▶ Given request: Gather up all lines that carry the word "delve".

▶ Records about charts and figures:
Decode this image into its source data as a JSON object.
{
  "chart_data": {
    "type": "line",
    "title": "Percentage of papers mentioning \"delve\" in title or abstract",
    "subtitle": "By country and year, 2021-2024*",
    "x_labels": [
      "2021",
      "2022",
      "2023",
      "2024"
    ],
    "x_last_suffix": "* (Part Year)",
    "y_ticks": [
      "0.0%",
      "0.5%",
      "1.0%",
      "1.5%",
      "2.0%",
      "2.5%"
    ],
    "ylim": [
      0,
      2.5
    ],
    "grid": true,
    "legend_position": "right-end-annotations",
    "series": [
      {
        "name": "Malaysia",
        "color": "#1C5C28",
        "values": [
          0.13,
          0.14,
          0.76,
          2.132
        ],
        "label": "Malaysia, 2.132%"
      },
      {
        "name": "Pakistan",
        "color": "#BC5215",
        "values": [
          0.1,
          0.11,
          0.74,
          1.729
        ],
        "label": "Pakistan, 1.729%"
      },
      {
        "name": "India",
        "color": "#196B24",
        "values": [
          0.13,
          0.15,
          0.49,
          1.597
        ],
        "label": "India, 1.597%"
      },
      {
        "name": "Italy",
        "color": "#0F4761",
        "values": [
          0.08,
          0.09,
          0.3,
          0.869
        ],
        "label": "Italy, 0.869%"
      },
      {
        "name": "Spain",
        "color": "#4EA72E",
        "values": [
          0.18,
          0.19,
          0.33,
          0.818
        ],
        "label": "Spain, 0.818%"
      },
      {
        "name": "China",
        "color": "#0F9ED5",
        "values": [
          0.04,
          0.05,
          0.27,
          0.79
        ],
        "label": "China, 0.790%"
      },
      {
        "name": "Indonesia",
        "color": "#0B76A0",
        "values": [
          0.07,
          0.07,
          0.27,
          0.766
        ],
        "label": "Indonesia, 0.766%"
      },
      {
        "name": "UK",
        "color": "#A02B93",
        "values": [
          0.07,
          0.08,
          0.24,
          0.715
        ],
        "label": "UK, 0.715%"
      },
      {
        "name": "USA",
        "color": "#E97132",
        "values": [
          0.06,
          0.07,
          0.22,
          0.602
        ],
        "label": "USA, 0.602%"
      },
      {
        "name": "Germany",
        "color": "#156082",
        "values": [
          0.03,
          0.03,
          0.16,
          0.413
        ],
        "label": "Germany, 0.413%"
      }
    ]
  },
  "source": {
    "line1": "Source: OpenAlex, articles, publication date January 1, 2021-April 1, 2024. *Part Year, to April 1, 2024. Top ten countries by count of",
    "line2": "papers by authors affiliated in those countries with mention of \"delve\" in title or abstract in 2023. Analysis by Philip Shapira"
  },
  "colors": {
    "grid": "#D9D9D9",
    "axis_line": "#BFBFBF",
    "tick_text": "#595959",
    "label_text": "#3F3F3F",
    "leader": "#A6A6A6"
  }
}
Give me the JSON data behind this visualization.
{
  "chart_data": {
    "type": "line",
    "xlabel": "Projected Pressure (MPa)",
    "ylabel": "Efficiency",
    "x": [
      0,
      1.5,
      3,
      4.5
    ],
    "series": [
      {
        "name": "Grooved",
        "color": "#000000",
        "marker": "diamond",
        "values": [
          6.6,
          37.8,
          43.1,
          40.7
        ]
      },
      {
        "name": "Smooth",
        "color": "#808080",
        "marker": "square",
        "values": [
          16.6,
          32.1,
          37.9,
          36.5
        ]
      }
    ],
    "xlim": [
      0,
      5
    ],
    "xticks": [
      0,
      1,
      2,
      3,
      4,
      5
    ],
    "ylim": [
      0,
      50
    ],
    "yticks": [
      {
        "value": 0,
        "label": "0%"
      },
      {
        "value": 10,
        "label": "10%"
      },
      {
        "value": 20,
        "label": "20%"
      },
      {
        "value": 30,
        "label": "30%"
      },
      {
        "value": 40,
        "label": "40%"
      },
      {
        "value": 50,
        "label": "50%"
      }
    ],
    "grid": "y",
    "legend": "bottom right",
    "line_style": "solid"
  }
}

▶ The output:
    "title": "Percentage of papers mentioning \"delve\" in title or abstract",
    "line2": "papers by authors affiliated in those countries with mention of \"delve\" in title or abstract in 2023. Analysis by Philip Shapira"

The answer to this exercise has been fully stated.